* Stated exercise *
Copy every line of the data that contains the string "dash".

* Supplied data *

## BEGIN

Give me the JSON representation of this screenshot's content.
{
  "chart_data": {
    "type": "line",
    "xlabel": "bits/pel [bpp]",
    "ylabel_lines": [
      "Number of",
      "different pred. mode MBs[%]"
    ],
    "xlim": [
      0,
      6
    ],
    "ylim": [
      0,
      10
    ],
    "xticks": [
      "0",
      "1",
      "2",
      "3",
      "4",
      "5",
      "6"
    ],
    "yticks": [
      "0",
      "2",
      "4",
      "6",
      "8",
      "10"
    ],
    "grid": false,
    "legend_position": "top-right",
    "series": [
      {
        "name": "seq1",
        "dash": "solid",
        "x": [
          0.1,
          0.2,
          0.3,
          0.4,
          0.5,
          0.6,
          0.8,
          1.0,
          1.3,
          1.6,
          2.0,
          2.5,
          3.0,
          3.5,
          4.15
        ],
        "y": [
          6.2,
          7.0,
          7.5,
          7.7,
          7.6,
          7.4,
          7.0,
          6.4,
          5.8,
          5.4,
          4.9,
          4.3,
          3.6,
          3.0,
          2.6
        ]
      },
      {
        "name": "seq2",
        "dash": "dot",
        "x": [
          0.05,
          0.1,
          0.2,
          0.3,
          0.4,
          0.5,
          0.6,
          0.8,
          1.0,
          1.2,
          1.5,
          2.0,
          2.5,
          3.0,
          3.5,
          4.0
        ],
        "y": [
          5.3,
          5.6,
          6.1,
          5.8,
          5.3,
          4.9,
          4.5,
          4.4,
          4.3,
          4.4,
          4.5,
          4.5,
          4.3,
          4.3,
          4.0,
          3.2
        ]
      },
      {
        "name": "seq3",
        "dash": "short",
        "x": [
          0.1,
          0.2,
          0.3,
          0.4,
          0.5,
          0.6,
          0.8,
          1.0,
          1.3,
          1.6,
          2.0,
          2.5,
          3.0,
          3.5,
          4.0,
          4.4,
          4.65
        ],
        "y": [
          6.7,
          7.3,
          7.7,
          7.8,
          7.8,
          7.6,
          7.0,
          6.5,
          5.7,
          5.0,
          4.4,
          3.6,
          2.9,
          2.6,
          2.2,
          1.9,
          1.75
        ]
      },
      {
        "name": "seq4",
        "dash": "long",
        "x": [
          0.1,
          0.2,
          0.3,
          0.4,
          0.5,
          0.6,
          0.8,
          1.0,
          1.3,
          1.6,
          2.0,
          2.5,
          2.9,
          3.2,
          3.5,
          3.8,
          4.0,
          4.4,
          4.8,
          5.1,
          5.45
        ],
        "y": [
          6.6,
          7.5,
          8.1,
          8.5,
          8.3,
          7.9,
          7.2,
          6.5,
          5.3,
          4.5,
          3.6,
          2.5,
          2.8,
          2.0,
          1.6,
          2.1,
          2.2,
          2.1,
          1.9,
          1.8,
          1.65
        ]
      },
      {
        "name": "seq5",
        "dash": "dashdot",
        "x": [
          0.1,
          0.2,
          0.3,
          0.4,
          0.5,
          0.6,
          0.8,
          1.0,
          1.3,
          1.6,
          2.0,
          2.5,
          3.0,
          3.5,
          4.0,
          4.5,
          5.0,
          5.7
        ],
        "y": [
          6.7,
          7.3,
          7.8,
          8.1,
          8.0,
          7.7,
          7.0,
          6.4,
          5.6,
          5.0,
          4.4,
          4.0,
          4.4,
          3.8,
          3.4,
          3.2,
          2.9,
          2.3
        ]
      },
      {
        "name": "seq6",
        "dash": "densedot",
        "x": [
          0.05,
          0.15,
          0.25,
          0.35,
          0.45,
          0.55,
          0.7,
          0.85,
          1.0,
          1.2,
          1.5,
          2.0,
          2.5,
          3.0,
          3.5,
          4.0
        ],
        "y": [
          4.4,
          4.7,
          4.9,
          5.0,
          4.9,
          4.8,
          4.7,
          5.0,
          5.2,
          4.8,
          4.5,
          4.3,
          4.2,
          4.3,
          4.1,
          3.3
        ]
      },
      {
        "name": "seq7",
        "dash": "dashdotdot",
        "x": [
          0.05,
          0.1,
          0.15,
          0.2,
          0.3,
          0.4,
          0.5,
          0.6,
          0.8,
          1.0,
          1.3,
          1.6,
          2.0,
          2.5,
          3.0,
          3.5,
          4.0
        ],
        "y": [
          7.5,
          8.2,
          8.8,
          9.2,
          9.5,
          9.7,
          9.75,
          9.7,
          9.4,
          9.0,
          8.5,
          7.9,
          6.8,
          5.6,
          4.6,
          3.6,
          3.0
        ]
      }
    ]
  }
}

## END

* Finished answer *
        "dash": "solid",
        "dash": "dot",
        "dash": "short",
        "dash": "long",
        "dash": "dashdot",
        "dash": "densedot",
        "dash": "dashdotdot",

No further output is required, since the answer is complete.